[ЗАДАНИЯ]
A - Перечислите все государства, названные в отрывке о зачистке приграничных территорий.
B - Перепишите без изменений часть отрывка о зачистке приграничных территорий между словами «Во многих волостях» и «от нежелательного элемента.», включая обе границы.

[ПРЕДЛОЖЕННЫЙ ОТРЫВОК]
Во многих волостях облавы и спецоперации с целью поимки «вражеских агентов» проводились регулярно. Жертвами этих операций были обычные крестьяне: в сводках чекисты писали, что «шпионы убежали», а захвачены местные жители. Размах этих операций свидетельствует о том, что это были первые целенаправленные акции по зачистке приграничных территорий от нежелательного элемента.

Например, весной 1925 года только в двух волостях Петрозаводского уезда было арестовано 85 крестьян, обвинённых в шпионаже. Поводом для обвинения стали найденные у людей ржавые патроны и одна пулемётная лента, хранившиеся, очевидно, со времён гражданской войны.

Весной 1933 года прошла широкомасштабная операция по зачистке приграничных территорий по всей западной границе страны – там, где она граничила с территориями Финляндии, Эстонии, Латвии, Польши, Румынии. Она показала, что борьба со шпионажем – хороший предлог уже для массовых политических репрессий. Тогда было репрессировано свыше 19 тысяч человек. Все они были объявлены либо резидентами иностранных разведок, либо членами диверсионно-повстанческих групп.

[СПИСОК ЗАПИСЕЙ]
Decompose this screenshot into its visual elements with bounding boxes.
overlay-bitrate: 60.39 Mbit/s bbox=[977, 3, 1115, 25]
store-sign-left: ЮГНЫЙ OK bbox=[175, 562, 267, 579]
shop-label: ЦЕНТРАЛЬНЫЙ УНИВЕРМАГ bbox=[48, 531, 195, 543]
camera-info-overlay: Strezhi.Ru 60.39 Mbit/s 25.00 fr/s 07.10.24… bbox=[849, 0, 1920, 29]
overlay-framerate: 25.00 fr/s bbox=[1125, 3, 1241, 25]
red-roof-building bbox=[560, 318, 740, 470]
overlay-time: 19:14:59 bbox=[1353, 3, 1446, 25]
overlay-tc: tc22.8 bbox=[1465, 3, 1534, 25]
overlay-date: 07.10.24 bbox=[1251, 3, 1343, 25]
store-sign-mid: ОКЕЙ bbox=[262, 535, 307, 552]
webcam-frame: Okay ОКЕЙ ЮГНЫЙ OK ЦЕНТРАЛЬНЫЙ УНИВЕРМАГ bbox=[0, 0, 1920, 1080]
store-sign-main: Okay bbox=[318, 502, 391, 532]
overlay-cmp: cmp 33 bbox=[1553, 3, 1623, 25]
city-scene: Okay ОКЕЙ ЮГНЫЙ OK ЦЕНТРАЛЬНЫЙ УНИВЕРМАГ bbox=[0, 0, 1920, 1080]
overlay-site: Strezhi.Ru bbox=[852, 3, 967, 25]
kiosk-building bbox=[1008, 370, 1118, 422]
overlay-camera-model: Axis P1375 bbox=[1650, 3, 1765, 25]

[ОТВЕТЫ]
A - Финляндия, Эстония, Латвия, Польша, Румыния.

B -
Во многих волостях облавы и спецоперации с целью поимки «вражеских агентов» проводились регулярно. Жертвами этих операций были обычные крестьяне: в сводках чекисты писали, что «шпионы убежали», а захвачены местные жители. Размах этих операций свидетельствует о том, что это были первые целенаправленные акции по зачистке приграничных территорий от нежелательного элемента.